- [MATERIAL PROVIDED]:
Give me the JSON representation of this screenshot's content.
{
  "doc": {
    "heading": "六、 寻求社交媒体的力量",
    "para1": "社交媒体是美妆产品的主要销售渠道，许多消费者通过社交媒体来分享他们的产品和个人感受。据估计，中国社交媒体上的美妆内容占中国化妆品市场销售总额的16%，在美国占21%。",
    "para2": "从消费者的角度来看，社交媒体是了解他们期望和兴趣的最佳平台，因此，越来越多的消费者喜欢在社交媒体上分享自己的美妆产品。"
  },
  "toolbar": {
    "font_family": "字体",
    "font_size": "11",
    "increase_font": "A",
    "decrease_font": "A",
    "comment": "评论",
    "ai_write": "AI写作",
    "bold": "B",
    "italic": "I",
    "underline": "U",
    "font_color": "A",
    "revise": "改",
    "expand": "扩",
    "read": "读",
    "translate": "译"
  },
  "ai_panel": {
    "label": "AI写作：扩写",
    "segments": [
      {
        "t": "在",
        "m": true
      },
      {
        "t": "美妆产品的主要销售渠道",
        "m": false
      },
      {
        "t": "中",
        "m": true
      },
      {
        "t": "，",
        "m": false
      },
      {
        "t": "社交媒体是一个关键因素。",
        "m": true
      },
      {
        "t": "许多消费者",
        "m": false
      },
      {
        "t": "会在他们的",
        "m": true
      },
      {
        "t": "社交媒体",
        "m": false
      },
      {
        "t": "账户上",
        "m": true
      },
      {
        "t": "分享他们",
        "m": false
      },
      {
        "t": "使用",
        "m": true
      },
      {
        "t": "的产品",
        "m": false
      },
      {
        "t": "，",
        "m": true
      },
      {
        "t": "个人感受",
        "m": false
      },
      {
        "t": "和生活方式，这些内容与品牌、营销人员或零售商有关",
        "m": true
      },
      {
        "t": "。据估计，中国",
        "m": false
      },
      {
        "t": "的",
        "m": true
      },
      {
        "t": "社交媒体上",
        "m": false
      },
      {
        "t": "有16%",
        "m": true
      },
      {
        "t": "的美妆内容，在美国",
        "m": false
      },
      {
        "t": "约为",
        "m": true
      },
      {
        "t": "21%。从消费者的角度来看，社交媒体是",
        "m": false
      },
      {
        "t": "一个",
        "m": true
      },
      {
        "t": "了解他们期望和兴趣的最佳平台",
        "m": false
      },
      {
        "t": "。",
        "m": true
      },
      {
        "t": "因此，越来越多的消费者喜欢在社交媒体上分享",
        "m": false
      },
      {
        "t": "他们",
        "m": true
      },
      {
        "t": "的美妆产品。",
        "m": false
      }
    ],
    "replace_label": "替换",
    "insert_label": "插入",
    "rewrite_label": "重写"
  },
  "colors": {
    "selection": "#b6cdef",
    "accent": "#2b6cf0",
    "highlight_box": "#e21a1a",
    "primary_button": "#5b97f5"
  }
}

- [DIRECTIONS FOR THIS TASK]: From the records above, please extract every line and repeat it exactly.

- [OUTPUT FOR THIS TASK]:
Give me the JSON representation of this screenshot's content.
{
  "doc": {
    "heading": "六、 寻求社交媒体的力量",
    "para1": "社交媒体是美妆产品的主要销售渠道，许多消费者通过社交媒体来分享他们的产品和个人感受。据估计，中国社交媒体上的美妆内容占中国化妆品市场销售总额的16%，在美国占21%。",
    "para2": "从消费者的角度来看，社交媒体是了解他们期望和兴趣的最佳平台，因此，越来越多的消费者喜欢在社交媒体上分享自己的美妆产品。"
  },
  "toolbar": {
    "font_family": "字体",
    "font_size": "11",
    "increase_font": "A",
    "decrease_font": "A",
    "comment": "评论",
    "ai_write": "AI写作",
    "bold": "B",
    "italic": "I",
    "underline": "U",
    "font_color": "A",
    "revise": "改",
    "expand": "扩",
    "read": "读",
    "translate": "译"
  },
  "ai_panel": {
    "label": "AI写作：扩写",
    "segments": [
      {
        "t": "在",
        "m": true
      },
      {
        "t": "美妆产品的主要销售渠道",
        "m": false
      },
      {
        "t": "中",
        "m": true
      },
      {
        "t": "，",
        "m": false
      },
      {
        "t": "社交媒体是一个关键因素。",
        "m": true
      },
      {
        "t": "许多消费者",
        "m": false
      },
      {
        "t": "会在他们的",
        "m": true
      },
      {
        "t": "社交媒体",
        "m": false
      },
      {
        "t": "账户上",
        "m": true
      },
      {
        "t": "分享他们",
        "m": false
      },
      {
        "t": "使用",
        "m": true
      },
      {
        "t": "的产品",
        "m": false
      },
      {
        "t": "，",
        "m": true
      },
      {
        "t": "个人感受",
        "m": false
      },
      {
        "t": "和生活方式，这些内容与品牌、营销人员或零售商有关",
        "m": true
      },
      {
        "t": "。据估计，中国",
        "m": false
      },
      {
        "t": "的",
        "m": true
      },
      {
        "t": "社交媒体上",
        "m": false
      },
      {
        "t": "有16%",
        "m": true
      },
      {
        "t": "的美妆内容，在美国",
        "m": false
      },
      {
        "t": "约为",
        "m": true
      },
      {
        "t": "21%。从消费者的角度来看，社交媒体是",
        "m": false
      },
      {
        "t": "一个",
        "m": true
      },
      {
        "t": "了解他们期望和兴趣的最佳平台",
        "m": false
      },
      {
        "t": "。",
        "m": true
      },
      {
        "t": "因此，越来越多的消费者喜欢在社交媒体上分享",
        "m": false
      },
      {
        "t": "他们",
        "m": true
      },
      {
        "t": "的美妆产品。",
        "m": false
      }
    ],
    "replace_label": "替换",
    "insert_label": "插入",
    "rewrite_label": "重写"
  },
  "colors": {
    "selection": "#b6cdef",
    "accent": "#2b6cf0",
    "highlight_box": "#e21a1a",
    "primary_button": "#5b97f5"
  }
}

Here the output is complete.